Exercise description
Across the entries below, count the lines in which the word "nostram" occurs. Reply with the count alone.

[START Data to process]

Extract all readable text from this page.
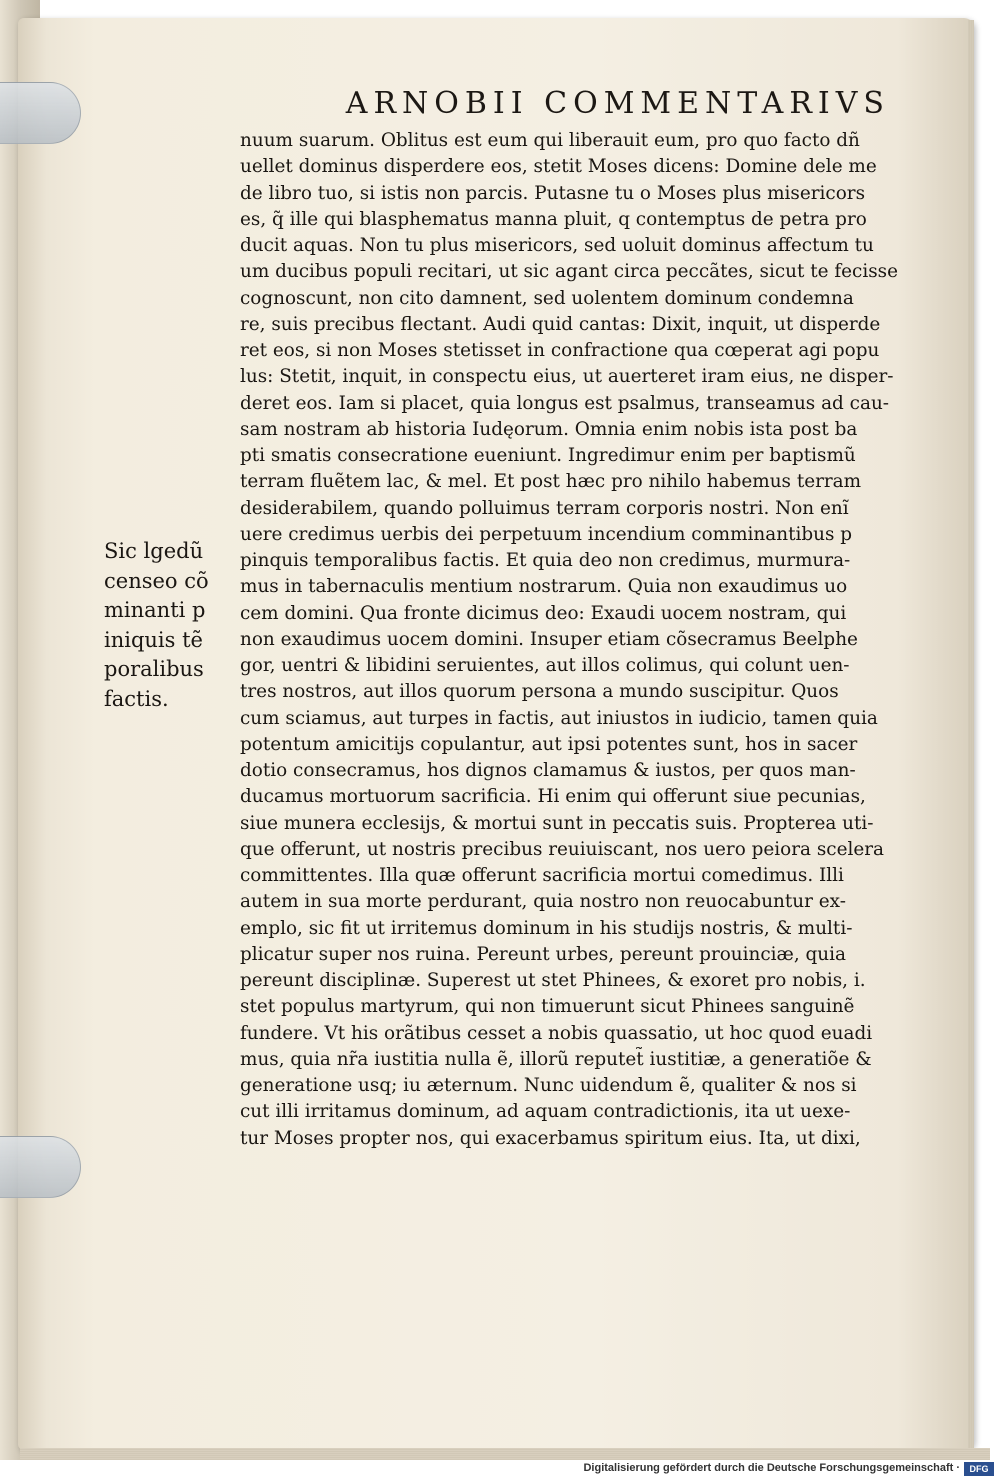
ARNOBII COMMENTARIVS
Sic lgedũ
censeo cõ
minanti p
iniquis tẽ
poralibus
factis.
nuum suarum. Oblitus est eum qui liberauit eum, pro quo facto dñ
uellet dominus disperdere eos, stetit Moses dicens: Domine dele me
de libro tuo, si istis non parcis. Putasne tu o Moses plus misericors
es, q̃ ille qui blasphematus manna pluit, q contemptus de petra pro
ducit aquas. Non tu plus misericors, sed uoluit dominus affectum tu
um ducibus populi recitari, ut sic agant circa peccãtes, sicut te fecisse
cognoscunt, non cito damnent, sed uolentem dominum condemna
re, suis precibus flectant. Audi quid cantas: Dixit, inquit, ut disperde
ret eos, si non Moses stetisset in confractione qua cœperat agi popu
lus: Stetit, inquit, in conspectu eius, ut auerteret iram eius, ne disper-
deret eos. Iam si placet, quia longus est psalmus, transeamus ad cau-
sam nostram ab historia Iudęorum. Omnia enim nobis ista post ba
pti smatis consecratione eueniunt. Ingredimur enim per baptismũ
terram fluẽtem lac, & mel. Et post hæc pro nihilo habemus terram
desiderabilem, quando polluimus terram corporis nostri. Non enĩ
uere credimus uerbis dei perpetuum incendium comminantibus p
pinquis temporalibus factis. Et quia deo non credimus, murmura-
mus in tabernaculis mentium nostrarum. Quia non exaudimus uo
cem domini. Qua fronte dicimus deo: Exaudi uocem nostram, qui
non exaudimus uocem domini. Insuper etiam cõsecramus Beelphe
gor, uentri & libidini seruientes, aut illos colimus, qui colunt uen-
tres nostros, aut illos quorum persona a mundo suscipitur. Quos
cum sciamus, aut turpes in factis, aut iniustos in iudicio, tamen quia
potentum amicitijs copulantur, aut ipsi potentes sunt, hos in sacer
dotio consecramus, hos dignos clamamus & iustos, per quos man-
ducamus mortuorum sacrificia. Hi enim qui offerunt siue pecunias,
siue munera ecclesijs, & mortui sunt in peccatis suis. Propterea uti-
que offerunt, ut nostris precibus reuiuiscant, nos uero peiora scelera
committentes. Illa quæ offerunt sacrificia mortui comedimus. Illi
autem in sua morte perdurant, quia nostro non reuocabuntur ex-
emplo, sic fit ut irritemus dominum in his studijs nostris, & multi-
plicatur super nos ruina. Pereunt urbes, pereunt prouinciæ, quia
pereunt disciplinæ. Superest ut stet Phinees, & exoret pro nobis, i.
stet populus martyrum, qui non timuerunt sicut Phinees sanguinẽ
fundere. Vt his orãtibus cesset a nobis quassatio, ut hoc quod euadi
mus, quia nr̃a iustitia nulla ẽ, illorũ reputet̃ iustitiæ, a generatiõe &
generatione usq; iu æternum. Nunc uidendum ẽ, qualiter & nos si
cut illi irritamus dominum, ad aquam contradictionis, ita ut uexe-
tur Moses propter nos, qui exacerbamus spiritum eius. Ita, ut dixi,
Digitalisierung gefördert durch die Deutsche Forschungsgemeinschaft ·	DFG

[END Data to process]

Finished answer
2